Texte:
★ ★ ★ ★ ★
International SOS Fondation : les professionnels de la HSE préoccupés par la conformité aux réglementations

International SOS Fondation présente son nouveau rapport sur l'évolution des pratiques en matière de santé, de sécurité et d'environnement d'ici à 2030.

Baptisé "HSE 2030", il met en évidence les facteurs de changement, l'impact des programmes de bien être et de la HSE au niveau du Conseil d'administration.

Premier constat, la conformité aux réglementation devrait être la principale cause de changement pour les professionnels HSE d'ici 2030 pour 72% des sondés. En parallèle, l'étude révèle que les investissements des entreprises en la matière seront influencés à 55% par l'analyse des données. « Il ne fait aucun doute que les professionnels HSE ne manqueront pas de travail. Les nouvelles normes et réglementations seront toujours sources de difficultés lors de leur mise en place. Si les entreprises parviennent à trouver les pratiques qui leur conviennent tout en adhérant aux nouvelles normes internationales en matière de santé et de sécurité, l'avenir semble prometteur », déclare le Dr Philippe Biberson, Directeur Médical d’International SOS.
★ ★ ★ ★ ★
[Entrées de données extraites]
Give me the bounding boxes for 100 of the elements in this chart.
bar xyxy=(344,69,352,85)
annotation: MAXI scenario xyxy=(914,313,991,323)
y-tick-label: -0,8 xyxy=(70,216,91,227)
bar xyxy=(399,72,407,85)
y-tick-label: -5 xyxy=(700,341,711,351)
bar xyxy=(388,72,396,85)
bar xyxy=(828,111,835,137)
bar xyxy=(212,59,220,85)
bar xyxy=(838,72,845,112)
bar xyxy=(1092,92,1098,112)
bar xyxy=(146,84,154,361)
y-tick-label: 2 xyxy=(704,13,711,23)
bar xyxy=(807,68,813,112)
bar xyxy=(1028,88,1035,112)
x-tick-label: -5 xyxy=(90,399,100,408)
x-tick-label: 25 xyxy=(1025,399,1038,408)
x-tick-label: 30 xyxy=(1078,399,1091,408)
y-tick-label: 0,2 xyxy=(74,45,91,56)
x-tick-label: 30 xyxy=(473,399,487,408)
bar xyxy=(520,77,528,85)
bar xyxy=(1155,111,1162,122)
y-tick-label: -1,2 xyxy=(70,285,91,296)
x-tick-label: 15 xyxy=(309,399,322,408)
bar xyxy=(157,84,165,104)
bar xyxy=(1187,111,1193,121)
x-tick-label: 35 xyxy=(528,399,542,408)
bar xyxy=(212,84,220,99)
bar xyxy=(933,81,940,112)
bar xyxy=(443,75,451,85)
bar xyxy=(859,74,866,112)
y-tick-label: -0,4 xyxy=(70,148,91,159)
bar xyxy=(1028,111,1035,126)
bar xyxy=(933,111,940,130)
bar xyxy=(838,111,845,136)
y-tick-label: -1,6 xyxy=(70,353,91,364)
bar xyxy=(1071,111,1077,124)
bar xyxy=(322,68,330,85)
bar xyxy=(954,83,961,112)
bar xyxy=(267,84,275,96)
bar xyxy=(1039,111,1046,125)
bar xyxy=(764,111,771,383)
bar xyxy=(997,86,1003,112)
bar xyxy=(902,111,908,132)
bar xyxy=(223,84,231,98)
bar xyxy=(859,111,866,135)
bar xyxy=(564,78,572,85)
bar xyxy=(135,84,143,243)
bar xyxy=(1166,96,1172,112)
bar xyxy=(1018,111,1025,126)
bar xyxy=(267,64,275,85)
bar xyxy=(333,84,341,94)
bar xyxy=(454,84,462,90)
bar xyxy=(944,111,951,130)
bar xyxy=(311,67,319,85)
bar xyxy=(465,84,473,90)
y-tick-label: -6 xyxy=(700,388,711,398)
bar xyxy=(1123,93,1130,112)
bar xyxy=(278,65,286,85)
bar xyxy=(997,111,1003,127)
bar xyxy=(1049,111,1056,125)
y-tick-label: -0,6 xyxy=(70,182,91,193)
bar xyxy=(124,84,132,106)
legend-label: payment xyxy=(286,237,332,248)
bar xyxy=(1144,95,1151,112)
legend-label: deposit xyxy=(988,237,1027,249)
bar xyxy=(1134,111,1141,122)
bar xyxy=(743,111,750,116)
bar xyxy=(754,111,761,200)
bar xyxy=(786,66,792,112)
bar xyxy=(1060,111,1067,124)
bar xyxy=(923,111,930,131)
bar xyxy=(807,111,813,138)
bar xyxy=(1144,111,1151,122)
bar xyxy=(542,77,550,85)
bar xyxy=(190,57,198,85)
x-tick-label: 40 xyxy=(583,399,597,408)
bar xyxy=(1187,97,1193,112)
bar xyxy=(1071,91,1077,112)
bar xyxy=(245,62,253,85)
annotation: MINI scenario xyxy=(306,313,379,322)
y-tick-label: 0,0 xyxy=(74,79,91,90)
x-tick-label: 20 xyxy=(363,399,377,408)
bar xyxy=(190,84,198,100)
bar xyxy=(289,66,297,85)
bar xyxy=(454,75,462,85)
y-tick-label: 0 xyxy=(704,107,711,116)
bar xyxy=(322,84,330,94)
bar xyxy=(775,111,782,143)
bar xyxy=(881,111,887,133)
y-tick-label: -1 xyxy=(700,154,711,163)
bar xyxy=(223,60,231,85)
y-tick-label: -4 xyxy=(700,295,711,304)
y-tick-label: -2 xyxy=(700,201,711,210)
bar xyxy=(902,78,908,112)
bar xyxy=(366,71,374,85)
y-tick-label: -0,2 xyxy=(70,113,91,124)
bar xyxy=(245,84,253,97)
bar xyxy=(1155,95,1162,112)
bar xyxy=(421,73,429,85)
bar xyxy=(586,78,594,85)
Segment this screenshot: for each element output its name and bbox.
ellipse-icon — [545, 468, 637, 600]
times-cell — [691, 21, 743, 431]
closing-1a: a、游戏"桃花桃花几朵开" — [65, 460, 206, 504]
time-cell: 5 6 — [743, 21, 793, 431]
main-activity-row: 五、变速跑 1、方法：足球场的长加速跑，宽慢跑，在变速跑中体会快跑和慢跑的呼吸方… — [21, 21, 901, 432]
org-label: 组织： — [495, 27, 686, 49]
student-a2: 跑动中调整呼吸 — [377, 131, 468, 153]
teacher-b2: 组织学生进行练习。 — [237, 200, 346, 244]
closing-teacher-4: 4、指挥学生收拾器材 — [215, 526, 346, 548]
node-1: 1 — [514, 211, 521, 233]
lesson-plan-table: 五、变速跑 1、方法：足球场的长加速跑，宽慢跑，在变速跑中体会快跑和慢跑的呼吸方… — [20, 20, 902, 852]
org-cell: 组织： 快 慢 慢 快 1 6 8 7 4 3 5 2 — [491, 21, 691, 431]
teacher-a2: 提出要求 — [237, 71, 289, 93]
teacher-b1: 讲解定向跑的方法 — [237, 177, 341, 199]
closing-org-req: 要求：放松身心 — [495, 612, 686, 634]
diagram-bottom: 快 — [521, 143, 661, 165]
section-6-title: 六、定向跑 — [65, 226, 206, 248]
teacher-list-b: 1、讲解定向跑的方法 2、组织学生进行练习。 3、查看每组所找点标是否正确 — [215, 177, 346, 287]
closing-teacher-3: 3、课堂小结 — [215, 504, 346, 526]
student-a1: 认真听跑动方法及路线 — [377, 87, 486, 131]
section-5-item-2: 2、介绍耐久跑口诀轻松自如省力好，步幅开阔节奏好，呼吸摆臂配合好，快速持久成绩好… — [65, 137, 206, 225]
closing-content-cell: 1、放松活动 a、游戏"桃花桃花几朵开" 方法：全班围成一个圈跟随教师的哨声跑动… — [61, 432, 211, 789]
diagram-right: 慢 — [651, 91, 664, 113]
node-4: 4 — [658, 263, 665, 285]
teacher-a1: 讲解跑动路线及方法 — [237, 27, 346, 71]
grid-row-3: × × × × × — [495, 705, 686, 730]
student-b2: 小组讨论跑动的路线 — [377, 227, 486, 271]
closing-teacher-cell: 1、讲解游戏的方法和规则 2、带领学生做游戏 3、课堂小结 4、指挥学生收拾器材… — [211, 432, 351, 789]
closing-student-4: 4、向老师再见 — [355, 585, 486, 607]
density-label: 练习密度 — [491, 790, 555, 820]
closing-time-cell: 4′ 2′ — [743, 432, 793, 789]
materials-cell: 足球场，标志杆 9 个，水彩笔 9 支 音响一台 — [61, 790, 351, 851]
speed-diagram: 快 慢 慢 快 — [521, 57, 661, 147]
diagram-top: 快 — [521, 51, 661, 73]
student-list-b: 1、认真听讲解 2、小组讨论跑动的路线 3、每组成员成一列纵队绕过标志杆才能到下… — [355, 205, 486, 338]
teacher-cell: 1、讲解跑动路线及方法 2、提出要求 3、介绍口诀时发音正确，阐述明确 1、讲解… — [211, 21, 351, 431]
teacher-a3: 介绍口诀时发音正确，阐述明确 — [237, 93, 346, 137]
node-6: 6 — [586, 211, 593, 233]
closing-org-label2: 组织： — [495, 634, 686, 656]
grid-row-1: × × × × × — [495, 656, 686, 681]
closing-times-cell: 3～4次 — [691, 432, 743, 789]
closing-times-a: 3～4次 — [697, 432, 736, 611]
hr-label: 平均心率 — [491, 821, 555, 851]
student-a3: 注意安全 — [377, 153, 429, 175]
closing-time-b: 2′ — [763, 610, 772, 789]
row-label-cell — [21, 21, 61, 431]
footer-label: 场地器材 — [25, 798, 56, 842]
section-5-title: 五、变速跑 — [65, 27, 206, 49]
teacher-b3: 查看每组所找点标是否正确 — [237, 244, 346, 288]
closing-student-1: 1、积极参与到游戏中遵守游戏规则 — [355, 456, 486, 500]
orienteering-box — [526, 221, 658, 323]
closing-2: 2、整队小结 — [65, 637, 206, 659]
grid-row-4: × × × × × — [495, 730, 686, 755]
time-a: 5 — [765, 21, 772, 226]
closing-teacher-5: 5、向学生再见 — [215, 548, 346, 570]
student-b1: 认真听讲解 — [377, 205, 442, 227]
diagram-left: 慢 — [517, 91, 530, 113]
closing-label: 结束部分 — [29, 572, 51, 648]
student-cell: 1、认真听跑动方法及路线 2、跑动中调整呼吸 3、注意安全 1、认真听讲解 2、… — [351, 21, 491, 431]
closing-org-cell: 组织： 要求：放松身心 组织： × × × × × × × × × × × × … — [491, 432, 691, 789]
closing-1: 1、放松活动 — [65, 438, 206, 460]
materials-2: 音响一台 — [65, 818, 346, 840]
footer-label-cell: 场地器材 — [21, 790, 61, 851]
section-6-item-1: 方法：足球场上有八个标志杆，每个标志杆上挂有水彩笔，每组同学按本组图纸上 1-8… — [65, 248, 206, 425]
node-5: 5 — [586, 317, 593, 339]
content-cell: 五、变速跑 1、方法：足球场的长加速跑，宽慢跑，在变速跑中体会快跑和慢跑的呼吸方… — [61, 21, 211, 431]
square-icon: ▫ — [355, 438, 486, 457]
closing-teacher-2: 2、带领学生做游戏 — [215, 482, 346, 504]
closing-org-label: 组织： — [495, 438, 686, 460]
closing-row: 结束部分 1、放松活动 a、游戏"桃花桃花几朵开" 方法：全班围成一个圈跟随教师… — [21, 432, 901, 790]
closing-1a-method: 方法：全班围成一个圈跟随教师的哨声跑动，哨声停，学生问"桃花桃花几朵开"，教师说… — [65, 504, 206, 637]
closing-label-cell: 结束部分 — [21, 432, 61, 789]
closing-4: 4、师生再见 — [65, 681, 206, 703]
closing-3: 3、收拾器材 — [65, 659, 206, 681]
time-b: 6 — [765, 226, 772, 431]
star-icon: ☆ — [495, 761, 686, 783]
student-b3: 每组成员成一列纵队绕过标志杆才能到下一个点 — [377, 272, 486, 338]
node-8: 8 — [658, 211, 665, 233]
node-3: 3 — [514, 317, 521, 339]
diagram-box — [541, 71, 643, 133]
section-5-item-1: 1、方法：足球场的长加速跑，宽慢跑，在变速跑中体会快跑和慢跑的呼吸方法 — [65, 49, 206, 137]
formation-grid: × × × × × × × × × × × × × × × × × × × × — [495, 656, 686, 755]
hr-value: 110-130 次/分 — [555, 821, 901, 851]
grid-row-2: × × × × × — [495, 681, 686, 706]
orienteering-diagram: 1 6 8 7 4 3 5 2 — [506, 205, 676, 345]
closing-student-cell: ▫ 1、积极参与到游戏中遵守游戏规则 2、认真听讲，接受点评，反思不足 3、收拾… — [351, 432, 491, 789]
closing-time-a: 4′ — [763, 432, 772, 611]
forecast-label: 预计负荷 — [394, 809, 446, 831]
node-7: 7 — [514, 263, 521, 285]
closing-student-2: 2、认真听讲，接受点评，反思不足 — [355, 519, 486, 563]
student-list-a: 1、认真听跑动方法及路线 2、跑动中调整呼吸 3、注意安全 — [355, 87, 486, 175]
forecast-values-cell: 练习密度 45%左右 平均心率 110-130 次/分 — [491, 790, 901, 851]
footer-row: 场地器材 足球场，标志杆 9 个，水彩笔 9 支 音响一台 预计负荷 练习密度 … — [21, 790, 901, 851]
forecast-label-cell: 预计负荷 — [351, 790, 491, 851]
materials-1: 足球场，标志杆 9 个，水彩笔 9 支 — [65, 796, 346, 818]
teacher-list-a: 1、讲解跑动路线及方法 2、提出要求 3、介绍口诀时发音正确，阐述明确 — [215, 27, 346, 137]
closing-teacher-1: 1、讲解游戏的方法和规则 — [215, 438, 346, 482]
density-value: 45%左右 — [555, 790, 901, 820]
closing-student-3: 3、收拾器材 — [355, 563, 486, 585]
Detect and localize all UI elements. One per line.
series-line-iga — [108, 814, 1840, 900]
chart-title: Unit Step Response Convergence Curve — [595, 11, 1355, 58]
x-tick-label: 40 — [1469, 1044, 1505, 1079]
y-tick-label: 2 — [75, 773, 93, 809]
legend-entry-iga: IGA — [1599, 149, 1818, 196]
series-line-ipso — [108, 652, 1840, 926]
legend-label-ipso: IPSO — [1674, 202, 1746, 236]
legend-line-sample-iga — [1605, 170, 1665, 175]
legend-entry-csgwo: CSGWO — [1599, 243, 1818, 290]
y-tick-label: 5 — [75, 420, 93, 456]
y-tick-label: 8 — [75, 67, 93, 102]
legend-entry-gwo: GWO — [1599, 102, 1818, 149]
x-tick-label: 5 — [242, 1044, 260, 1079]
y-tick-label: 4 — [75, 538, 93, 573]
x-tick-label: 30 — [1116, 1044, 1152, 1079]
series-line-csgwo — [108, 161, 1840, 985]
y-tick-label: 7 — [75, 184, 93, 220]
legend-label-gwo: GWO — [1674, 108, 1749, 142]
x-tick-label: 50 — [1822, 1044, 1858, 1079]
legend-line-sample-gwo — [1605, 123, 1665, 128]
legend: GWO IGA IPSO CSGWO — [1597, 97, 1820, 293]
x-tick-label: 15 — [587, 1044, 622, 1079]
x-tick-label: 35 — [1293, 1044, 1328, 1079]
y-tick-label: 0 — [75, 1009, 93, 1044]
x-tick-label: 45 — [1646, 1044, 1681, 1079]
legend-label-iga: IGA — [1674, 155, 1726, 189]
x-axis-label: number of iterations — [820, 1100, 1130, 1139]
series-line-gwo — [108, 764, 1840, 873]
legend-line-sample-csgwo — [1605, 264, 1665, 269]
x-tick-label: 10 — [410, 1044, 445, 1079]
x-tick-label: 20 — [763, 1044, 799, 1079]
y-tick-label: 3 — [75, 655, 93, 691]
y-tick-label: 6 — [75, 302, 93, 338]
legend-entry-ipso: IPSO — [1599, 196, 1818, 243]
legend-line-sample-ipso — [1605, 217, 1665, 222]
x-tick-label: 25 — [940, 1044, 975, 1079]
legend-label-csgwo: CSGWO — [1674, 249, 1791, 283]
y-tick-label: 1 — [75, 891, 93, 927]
★ ★ ★ ★ ★
Liste des consignes:
1. D'après le texte sur le rapport « HSE 2030 », pourquoi le Dr Philippe Biberson affirme-t-il que les professionnels HSE ne manqueront pas de travail ?
2. Prolongez le texte sur le rapport « HSE 2030 » après sa dernière phrase, dans le même registre.

Réponses numérotées:
1. Selon lui, les nouvelles normes et réglementations seront toujours sources de difficultés lors de leur mise en place.

2.
Après l'impact de la conformité aux réglementations, un peu plus de la moitié des répondants pense que la conformité aux meilleures pratiques de l'industrie (53%) et la gestion des données (43%) seront les facteurs ayant le plus d’impact. De façon peut-être prévisible, 84% des répondants ont estimé que cela rendrait les exigences en matière de santé et de sécurité plus complexes.

« Les organisations sont de plus en plus conscientes du lien qui existe entre le bien-être, avec les graves maladies non transmissibles auquel il est associé, et la résilience opérationnelle. Grâce à l’intérêt grandissant envers la réalisation des Objectifs de Développement Durable (ODD) de l’ONU, il est attendu qu'un plus grand nombre de pays puissent adopter des réglementations ayant une incidence positive sur la santé des travailleurs. Ces deux tendances inciteront davantage d’entreprises à envisager l’optimisation et l'élargissement des programmes de bien-être", conclut le Dr Philippe Biberson.